WRITTEN INSTRUCTION:
Reproduce each record exactly.

STORED RECORDS:
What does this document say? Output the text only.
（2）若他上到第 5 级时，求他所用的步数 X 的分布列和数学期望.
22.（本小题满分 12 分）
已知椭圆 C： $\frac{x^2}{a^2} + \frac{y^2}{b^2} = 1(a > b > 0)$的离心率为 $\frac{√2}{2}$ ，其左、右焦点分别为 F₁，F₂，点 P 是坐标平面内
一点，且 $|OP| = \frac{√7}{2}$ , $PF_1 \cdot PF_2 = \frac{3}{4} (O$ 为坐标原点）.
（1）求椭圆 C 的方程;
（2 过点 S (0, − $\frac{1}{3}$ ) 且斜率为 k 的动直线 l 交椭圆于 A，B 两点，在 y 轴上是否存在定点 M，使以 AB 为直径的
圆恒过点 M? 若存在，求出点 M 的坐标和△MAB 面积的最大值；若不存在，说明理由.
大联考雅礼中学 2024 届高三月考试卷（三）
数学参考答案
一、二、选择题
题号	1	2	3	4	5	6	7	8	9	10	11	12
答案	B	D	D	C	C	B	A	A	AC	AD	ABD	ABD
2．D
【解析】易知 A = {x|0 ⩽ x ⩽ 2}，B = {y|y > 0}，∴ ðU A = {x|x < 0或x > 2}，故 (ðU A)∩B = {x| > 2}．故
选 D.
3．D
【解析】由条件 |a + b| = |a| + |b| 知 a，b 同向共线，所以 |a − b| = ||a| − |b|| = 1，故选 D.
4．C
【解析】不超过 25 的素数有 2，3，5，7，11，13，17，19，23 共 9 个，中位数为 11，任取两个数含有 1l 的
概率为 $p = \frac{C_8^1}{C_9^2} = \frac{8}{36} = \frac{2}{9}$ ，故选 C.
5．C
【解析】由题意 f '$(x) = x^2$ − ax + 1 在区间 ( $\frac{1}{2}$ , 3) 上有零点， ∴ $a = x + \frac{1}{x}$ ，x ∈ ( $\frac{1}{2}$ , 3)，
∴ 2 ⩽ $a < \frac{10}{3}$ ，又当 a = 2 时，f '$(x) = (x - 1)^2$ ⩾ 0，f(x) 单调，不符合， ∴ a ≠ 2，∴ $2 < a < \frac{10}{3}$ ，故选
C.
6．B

FULL ANSWER:
What does this document say? Output the text only.
（2）若他上到第 5 级时，求他所用的步数 X 的分布列和数学期望.
22.（本小题满分 12 分）
已知椭圆 C： $\frac{x^2}{a^2} + \frac{y^2}{b^2} = 1(a > b > 0)$的离心率为 $\frac{√2}{2}$ ，其左、右焦点分别为 F₁，F₂，点 P 是坐标平面内
一点，且 $|OP| = \frac{√7}{2}$ , $PF_1 \cdot PF_2 = \frac{3}{4} (O$ 为坐标原点）.
（1）求椭圆 C 的方程;
（2 过点 S (0, − $\frac{1}{3}$ ) 且斜率为 k 的动直线 l 交椭圆于 A，B 两点，在 y 轴上是否存在定点 M，使以 AB 为直径的
圆恒过点 M? 若存在，求出点 M 的坐标和△MAB 面积的最大值；若不存在，说明理由.
大联考雅礼中学 2024 届高三月考试卷（三）
数学参考答案
一、二、选择题
题号	1	2	3	4	5	6	7	8	9	10	11	12
答案	B	D	D	C	C	B	A	A	AC	AD	ABD	ABD
2．D
【解析】易知 A = {x|0 ⩽ x ⩽ 2}，B = {y|y > 0}，∴ ðU A = {x|x < 0或x > 2}，故 (ðU A)∩B = {x| > 2}．故
选 D.
3．D
【解析】由条件 |a + b| = |a| + |b| 知 a，b 同向共线，所以 |a − b| = ||a| − |b|| = 1，故选 D.
4．C
【解析】不超过 25 的素数有 2，3，5，7，11，13，17，19，23 共 9 个，中位数为 11，任取两个数含有 1l 的
概率为 $p = \frac{C_8^1}{C_9^2} = \frac{8}{36} = \frac{2}{9}$ ，故选 C.
5．C
【解析】由题意 f '$(x) = x^2$ − ax + 1 在区间 ( $\frac{1}{2}$ , 3) 上有零点， ∴ $a = x + \frac{1}{x}$ ，x ∈ ( $\frac{1}{2}$ , 3)，
∴ 2 ⩽ $a < \frac{10}{3}$ ，又当 a = 2 时，f '$(x) = (x - 1)^2$ ⩾ 0，f(x) 单调，不符合， ∴ a ≠ 2，∴ $2 < a < \frac{10}{3}$ ，故选
C.
6．B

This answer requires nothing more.